## EXERCISE PROMPT
Lift every line from the entries that includes the word "source".

Data entries for graphics
--

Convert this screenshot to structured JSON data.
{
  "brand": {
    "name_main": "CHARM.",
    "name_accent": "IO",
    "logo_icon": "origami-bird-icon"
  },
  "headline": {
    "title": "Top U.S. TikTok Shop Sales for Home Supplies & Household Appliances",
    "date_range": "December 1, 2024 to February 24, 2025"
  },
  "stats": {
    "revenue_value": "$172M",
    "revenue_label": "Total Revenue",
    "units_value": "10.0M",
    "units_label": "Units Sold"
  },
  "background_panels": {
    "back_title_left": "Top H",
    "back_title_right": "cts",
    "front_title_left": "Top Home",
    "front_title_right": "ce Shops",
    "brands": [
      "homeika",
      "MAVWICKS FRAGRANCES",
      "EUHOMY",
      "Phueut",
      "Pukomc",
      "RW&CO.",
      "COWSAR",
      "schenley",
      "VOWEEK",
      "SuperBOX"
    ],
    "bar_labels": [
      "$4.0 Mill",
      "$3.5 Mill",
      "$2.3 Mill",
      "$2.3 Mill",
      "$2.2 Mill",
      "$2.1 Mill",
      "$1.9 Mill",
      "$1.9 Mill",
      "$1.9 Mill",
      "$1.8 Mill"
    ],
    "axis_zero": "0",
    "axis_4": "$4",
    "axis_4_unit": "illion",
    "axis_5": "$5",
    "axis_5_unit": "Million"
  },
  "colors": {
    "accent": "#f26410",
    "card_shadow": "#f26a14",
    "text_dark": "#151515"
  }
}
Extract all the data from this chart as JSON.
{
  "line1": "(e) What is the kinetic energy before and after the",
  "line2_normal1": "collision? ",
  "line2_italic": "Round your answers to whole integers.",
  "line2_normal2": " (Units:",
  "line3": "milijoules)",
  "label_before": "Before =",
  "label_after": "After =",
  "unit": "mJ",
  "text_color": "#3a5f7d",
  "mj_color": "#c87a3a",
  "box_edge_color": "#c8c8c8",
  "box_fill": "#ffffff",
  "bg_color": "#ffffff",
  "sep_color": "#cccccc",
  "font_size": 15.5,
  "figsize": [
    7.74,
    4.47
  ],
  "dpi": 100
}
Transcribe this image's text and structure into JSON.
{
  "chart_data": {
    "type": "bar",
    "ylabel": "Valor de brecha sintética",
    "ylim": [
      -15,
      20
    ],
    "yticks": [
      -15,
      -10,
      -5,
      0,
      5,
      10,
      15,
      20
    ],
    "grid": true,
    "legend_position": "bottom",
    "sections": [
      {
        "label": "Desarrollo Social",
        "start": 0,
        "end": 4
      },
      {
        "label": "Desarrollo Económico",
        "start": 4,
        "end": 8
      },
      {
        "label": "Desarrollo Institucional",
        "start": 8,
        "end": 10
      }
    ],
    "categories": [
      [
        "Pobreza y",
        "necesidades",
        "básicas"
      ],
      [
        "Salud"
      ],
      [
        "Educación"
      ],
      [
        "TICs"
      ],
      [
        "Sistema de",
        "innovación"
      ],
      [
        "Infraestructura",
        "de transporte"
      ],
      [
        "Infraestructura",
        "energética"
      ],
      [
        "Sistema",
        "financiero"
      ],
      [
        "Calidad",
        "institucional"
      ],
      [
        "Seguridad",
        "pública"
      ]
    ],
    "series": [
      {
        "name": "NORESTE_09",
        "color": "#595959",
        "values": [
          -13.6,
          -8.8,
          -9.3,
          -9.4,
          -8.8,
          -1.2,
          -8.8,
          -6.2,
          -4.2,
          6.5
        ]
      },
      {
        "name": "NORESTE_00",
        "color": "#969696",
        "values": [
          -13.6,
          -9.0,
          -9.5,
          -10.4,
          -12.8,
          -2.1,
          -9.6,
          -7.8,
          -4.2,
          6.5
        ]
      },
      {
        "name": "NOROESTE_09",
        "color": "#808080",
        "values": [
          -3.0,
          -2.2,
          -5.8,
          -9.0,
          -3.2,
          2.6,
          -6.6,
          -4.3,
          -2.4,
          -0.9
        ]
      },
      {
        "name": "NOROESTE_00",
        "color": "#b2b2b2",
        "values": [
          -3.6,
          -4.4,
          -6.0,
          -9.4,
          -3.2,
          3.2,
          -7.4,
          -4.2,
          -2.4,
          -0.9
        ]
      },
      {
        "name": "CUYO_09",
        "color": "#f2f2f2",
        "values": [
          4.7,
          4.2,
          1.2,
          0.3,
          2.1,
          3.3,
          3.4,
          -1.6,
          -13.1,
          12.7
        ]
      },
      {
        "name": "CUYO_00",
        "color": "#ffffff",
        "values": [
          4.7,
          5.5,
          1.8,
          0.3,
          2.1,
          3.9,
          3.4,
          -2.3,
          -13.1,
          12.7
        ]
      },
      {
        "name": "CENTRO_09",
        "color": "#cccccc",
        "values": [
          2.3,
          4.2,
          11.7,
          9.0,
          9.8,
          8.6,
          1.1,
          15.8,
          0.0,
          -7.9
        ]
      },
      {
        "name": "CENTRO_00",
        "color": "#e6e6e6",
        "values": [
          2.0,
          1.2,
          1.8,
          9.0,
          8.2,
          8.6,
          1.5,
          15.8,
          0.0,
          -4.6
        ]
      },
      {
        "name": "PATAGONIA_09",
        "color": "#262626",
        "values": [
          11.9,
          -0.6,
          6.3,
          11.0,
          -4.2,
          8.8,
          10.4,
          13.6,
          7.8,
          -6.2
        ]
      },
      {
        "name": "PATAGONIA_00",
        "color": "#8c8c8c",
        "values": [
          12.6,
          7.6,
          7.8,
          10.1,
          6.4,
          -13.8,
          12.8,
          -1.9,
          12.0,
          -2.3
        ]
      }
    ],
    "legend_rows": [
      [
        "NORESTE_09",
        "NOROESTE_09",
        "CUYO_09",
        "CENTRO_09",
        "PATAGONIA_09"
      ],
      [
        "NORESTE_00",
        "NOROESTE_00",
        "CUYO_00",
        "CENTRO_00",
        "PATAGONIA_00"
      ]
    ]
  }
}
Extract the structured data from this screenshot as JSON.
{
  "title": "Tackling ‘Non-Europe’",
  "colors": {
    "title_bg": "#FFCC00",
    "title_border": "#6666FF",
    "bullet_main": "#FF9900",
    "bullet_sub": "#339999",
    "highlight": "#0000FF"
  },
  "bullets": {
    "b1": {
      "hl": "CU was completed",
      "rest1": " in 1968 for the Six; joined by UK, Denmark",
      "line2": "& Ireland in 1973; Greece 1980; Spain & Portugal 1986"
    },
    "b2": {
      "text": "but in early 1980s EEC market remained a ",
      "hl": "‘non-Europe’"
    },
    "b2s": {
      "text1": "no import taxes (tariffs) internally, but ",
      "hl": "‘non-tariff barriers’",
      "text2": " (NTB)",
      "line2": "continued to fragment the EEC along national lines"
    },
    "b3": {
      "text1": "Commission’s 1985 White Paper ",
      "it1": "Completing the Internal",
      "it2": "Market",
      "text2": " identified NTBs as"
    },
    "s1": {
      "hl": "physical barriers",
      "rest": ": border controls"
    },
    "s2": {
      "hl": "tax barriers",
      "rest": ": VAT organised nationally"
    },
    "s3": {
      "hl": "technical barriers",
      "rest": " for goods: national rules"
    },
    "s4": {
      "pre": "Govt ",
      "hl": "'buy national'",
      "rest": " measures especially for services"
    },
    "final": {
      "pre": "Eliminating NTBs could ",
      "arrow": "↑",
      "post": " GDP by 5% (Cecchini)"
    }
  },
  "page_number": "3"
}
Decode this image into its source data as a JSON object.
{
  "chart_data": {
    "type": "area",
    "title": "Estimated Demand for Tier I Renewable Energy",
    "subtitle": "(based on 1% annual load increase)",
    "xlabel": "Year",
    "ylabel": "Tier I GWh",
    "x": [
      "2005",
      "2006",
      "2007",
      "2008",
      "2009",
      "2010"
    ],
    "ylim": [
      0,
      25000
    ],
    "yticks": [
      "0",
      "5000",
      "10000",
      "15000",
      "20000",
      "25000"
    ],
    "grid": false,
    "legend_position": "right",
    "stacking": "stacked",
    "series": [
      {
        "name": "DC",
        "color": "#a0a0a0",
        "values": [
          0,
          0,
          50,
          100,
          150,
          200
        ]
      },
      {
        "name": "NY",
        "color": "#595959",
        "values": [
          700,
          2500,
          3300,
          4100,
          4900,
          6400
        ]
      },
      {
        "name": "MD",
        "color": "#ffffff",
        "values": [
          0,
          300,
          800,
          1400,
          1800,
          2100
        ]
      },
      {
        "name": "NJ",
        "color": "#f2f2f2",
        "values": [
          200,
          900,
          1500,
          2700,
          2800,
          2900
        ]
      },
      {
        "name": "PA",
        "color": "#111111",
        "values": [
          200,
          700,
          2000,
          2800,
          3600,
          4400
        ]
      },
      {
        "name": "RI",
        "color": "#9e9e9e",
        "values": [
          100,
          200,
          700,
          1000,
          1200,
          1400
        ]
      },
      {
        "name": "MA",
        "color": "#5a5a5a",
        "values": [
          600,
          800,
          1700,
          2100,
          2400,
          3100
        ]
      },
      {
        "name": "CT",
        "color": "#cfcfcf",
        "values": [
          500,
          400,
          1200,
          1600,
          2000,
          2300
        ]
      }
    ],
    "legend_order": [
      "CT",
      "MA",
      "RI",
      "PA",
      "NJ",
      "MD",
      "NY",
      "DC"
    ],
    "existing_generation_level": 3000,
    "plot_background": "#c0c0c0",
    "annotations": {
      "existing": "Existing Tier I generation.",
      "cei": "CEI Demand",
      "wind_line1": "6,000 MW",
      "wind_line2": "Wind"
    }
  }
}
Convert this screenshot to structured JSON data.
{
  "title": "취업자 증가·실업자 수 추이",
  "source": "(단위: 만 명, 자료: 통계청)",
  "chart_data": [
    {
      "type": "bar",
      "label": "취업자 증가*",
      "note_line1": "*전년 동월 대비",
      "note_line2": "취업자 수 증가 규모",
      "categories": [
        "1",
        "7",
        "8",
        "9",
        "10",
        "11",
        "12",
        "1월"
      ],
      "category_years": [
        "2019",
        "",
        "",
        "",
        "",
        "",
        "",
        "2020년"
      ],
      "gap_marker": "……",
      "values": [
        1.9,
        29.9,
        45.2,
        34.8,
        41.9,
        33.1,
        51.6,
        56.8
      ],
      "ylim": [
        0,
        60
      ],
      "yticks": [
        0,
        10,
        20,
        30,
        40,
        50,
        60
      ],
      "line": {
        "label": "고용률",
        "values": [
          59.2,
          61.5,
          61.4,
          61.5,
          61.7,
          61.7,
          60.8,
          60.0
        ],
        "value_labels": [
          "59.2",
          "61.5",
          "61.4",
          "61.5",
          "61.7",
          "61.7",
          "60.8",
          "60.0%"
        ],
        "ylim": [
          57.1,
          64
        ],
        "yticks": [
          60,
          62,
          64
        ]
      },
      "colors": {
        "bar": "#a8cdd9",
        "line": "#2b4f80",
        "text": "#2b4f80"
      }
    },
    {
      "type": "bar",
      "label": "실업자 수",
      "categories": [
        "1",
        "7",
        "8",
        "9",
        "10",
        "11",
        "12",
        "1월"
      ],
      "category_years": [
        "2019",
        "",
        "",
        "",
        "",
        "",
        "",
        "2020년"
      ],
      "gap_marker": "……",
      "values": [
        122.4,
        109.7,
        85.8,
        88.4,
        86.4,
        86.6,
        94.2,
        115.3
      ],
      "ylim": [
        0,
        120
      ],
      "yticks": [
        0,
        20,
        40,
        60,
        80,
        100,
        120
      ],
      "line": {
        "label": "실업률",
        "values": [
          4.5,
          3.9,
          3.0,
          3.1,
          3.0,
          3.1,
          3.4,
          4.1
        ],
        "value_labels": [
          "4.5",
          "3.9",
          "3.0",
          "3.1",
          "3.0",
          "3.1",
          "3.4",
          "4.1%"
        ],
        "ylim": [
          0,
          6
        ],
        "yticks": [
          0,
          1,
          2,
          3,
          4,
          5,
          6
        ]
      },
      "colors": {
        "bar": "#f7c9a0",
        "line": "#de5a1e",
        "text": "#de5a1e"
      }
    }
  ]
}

--

## SOLUTION
Decode this image into its source data as a JSON object.
  "source": "(단위: 만 명, 자료: 통계청)",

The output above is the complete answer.